[[ EXERCISE TEXT open ]]

Materials and methods
Tumor Samples
A total of 16 chondromyxoid fibromas arising in 14 patients, 6 males and 8 females, were included in this study. The clinicohistopathologic features of the patients and corresponding tumors are listed in Table 1. The karyotypes for three of these patients have been reported previously (cases 8–10).8, 10 All cases were histologically characterized according to established criteria (Figure 1).2
Cytogenetic Analysis
Cytogenetic analysis was performed on sterile, representative tissue of each case using standard culture and harvest procedures, as described previously.16 Briefly, the tissues were disaggregated mechanically and enzymatically, and then cultured in RPMI 1640 medium supplemented with 20% fetal bovine serum for 3–7 days. Cells were exposed overnight to colcemid (0.02 μg/ml). After subsequent hypotonic treatment (0.7% sodium citrate for 20 min), the preparations were fixed three times with methanol and glacial acetic acid (3:1). Metaphase cells were banded with Giemsa trypsin or Wright stain, and the karyotypes were expressed according to the International System for Human Cytogenetic Nomenclature.17
Probe Design
Molecular cytogenetic studies were conducted to further define the recurrent 6q13 breakpoint. This chromosomal band encompassing a 6.1 Mb region was subdivided into 21 segments that sequentially spanned the entire region (Figure 2). Bacterial artificial chromosome (BAC) and P1-derived artificial chromosome (PAC) clones mapping to the chromosome band 6q13 region were identified from the NCBI Map Viewer (http://www.ncbi.nlm.nih.gov/mapview) and the Ensembl Genome Browser (http://www.ensembl.org). These clones were obtained from Children's Hospital Oakland Research Institute (Oakland, CA, USA) and Research Genetics (Huntsville, AL, USA). Combinations of probe sets were fashioned to flank each defined subregion.

[[ EXERCISE TEXT closed ]]
[[ SUPPLIED DATA open ]]

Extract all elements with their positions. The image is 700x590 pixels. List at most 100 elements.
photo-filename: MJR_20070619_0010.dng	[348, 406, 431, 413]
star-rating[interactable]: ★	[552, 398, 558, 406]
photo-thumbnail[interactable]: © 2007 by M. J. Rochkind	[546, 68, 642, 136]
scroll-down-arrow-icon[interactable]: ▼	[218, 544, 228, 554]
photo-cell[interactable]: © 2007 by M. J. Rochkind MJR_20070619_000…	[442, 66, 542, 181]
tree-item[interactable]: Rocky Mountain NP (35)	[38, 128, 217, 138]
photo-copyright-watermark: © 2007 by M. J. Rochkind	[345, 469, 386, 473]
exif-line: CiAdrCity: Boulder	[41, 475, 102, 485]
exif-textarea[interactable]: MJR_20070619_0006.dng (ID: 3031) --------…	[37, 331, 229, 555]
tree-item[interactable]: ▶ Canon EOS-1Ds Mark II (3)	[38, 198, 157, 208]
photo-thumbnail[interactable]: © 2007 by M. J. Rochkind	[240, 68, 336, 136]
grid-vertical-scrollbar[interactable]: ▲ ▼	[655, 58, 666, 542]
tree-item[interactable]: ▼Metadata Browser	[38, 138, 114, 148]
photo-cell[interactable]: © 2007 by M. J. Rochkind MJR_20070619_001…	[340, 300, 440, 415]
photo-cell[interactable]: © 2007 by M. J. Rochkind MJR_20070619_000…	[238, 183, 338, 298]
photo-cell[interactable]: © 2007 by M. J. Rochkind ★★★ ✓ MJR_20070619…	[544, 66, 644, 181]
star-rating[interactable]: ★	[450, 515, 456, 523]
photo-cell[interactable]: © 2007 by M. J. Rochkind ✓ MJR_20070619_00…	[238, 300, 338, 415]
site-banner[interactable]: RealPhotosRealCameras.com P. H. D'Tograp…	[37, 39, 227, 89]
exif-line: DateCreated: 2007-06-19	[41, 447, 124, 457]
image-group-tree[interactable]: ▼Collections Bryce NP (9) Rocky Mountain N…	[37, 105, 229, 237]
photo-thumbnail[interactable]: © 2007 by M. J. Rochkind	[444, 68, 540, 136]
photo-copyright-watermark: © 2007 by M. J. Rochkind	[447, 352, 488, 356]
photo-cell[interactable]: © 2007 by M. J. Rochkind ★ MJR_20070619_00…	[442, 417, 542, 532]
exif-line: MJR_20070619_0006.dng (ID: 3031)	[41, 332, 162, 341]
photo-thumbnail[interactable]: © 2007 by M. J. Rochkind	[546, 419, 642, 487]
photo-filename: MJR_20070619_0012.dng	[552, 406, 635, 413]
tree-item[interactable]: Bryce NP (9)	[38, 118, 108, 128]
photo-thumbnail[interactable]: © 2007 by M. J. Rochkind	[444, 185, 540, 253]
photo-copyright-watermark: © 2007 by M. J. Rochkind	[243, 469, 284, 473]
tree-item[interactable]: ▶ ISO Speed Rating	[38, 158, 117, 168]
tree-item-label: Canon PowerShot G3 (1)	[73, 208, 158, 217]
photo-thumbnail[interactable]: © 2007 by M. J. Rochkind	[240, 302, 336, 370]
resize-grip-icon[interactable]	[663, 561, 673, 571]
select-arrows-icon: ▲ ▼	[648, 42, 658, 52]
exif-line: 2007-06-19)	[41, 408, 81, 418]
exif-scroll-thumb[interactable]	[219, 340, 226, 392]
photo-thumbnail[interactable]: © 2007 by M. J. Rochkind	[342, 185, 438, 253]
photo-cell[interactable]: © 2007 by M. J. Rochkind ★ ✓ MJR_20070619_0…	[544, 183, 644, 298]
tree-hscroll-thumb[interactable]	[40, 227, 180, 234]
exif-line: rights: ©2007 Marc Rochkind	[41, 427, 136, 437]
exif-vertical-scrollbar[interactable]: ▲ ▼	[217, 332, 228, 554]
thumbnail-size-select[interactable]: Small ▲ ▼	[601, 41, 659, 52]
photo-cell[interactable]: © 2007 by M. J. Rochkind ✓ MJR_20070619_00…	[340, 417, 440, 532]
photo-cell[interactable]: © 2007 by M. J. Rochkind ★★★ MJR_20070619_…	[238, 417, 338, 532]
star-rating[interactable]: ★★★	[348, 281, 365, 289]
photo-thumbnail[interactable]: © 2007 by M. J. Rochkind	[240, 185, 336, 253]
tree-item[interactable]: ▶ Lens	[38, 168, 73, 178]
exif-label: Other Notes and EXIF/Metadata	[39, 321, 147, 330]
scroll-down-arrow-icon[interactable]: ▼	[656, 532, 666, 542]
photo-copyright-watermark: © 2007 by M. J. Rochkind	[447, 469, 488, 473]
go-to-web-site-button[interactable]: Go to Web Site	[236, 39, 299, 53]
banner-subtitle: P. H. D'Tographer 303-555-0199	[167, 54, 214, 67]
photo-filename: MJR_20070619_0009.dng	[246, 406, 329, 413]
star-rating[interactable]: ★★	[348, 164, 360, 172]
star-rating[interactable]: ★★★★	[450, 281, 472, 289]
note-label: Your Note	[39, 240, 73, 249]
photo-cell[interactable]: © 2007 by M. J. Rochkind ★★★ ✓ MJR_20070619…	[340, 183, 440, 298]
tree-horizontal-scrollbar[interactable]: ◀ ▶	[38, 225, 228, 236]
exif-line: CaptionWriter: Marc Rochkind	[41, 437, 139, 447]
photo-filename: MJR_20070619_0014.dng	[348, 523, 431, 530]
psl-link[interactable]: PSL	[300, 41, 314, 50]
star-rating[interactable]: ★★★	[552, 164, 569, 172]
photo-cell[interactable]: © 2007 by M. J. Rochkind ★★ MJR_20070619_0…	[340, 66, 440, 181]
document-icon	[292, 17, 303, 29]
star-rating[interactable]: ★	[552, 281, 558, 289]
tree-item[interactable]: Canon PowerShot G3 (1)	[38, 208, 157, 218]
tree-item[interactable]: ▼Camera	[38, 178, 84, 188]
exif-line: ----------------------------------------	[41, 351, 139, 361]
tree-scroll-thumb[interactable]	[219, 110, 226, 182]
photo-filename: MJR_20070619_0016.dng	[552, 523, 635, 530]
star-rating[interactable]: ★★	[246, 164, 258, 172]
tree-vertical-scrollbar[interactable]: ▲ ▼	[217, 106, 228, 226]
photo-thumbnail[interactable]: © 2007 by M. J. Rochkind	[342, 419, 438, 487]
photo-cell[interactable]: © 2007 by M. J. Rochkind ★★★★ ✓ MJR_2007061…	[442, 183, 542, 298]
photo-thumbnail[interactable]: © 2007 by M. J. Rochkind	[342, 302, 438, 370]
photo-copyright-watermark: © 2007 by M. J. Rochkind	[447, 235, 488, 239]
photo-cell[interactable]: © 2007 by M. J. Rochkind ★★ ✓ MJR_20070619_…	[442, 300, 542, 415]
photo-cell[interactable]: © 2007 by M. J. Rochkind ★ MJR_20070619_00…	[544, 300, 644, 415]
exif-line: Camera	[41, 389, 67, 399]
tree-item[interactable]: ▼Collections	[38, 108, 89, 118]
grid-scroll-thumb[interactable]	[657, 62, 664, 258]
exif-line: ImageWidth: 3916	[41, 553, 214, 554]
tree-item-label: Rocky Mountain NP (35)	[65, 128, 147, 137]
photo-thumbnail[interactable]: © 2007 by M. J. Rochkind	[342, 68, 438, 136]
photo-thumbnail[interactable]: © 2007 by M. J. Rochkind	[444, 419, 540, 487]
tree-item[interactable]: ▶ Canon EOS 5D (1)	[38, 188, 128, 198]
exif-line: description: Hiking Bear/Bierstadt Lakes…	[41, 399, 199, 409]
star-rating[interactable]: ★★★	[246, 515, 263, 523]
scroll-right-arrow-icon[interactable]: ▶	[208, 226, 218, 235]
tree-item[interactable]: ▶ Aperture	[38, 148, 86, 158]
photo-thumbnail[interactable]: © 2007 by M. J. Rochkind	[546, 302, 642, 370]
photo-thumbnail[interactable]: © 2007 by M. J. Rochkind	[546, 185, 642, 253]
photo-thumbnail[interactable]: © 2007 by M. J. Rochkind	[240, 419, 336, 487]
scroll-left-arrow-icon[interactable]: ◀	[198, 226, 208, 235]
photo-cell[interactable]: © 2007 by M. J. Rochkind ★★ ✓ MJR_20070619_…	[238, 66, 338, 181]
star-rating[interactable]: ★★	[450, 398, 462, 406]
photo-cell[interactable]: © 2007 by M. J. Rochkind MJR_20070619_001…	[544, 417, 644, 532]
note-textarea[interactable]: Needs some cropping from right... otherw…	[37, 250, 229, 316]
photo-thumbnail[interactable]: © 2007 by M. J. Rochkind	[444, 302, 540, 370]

[[ SUPPLIED DATA closed ]]

PROMPT 1 — From the methods text on chondromyxoid fibromas, list every named resource or supplier used to find or obtain the BAC and PAC clones.
PROMPT 2 — Pick up the methods text on chondromyxoid fibromas after its last sentence and keep writing it.

WRITTEN ANSWER 1 — NCBI Map Viewer, Ensembl Genome Browser, Children's Hospital Oakland Research Institute, Research Genetics

WRITTEN ANSWER 2 —
Fluorescence In Situ Hybridization
Fluorescence in situ hybridization (FISH) studies were performed on clonally abnormal metaphase cells or cytologic touch preparations of 13 chondromyxoid fibroma samples from 11 patients. Probes were directly labeled by nick translation with either Spectrum Green or Spectrum Orange-dUTP utilizing the manufacturer's protocol (Vysis; Abbott Molecular Inc., Des Plaines, IL, USA). An amount of 1 μg of DNA for each of two or three probes was combined. All nick translation reagents were then multiplied by the total micrograms of DNA used in the cocktail. Amounts of 200 ng of each probe were hybridized and blocked approximately 15 times with a combination of human Cot-1 DNA (Invitrogen, Carlsbad, CA, USA) and human placental DNA. Spectrum aqua-labeled α-satellite probe for the centromeric region of chromosome 6 (CEP 6 (D6Z1); Abbott Laboratories Inc., Abbott Park, IL, USA) was employed as a ploidy control.
Before hybridization, the touch preparations and in situ slides were pretreated in 2 × saline sodium citrate (SSC) at 72°C for 2 min and in pepsin solution (20 μl 10% pepsin in 50 ml of 0.1 N hydrochloric acid) at 37°C for 3 min, washed in 1 × phosphate-buffered saline (PBS) at room temperature for 5 min, fixed in 1% formaldehyde at 4°C for 5 min, and again washed in 1 × PBS at room temperature for 5 min. The slides were then dehydrated in an ethanol series (70, 85, and 100%) at room temperature for 2 min each and air dried. The cells and probes were codenatured at 75°C for 1 min and incubated at 37°C overnight using the HYBrite denaturation/hybridization system (Vysis). Posthybridization washing was performed in 0.4 × SSC/0.3% NP-40 at 72°C for 2 min, followed by 2 × SSC/0.1% NP-40 at room temperature for 1 min. The slides were air dried in the dark and counterstained with 4′,6–diamidino-2–phenylindole (DAPI).
Each BAC or PAC clone was initially analyzed on metaphase and interphase cells of a karyotypically normal donor to confirm hybridization to the anticipated 6q13 locus with lack of cross-hybridization. Hybridization signals for each sample were assessed in 200 interphase nuclei or in 5 metaphase cells with strong, well-delineated signals by two different individuals. As additional controls, normal peripheral blood lymphocytes and cytologic touch preparations of pathologically unremarkable cartilage were simultaneously hybridized with the same probe sets. An interphase cell specimen was interpreted as abnormal for the 6q13 locus if a split of flanking probe signals was detected in >10% of the cells evaluated (more than two standard deviations above the average false positive rate). Images were acquired using the CytoVision Image Analysis System (Applied Imaging, Santa Clara, CA, USA).
Results
Conventional Cytogenetic Findings
The cytogenetic and FISH findings are summarized in Table 1. Clonal chromosomal abnormalities were detected in 11 of 16 specimens analyzed including 10 involving chromosome 6 (cases 1, 3a, 3b, 8a, 8b, 9, 10, 11, 12, and 13). Rearrangements of 6q13 were identified in three specimens, 6p25 in five specimens, and 6q25 in five (note, an additional two specimens were suspect for a rearrangement of 6q25). Interestingly, two cases exhibited an identical 6;9 translocation (t(6;9)(q25;q22); Figure 3).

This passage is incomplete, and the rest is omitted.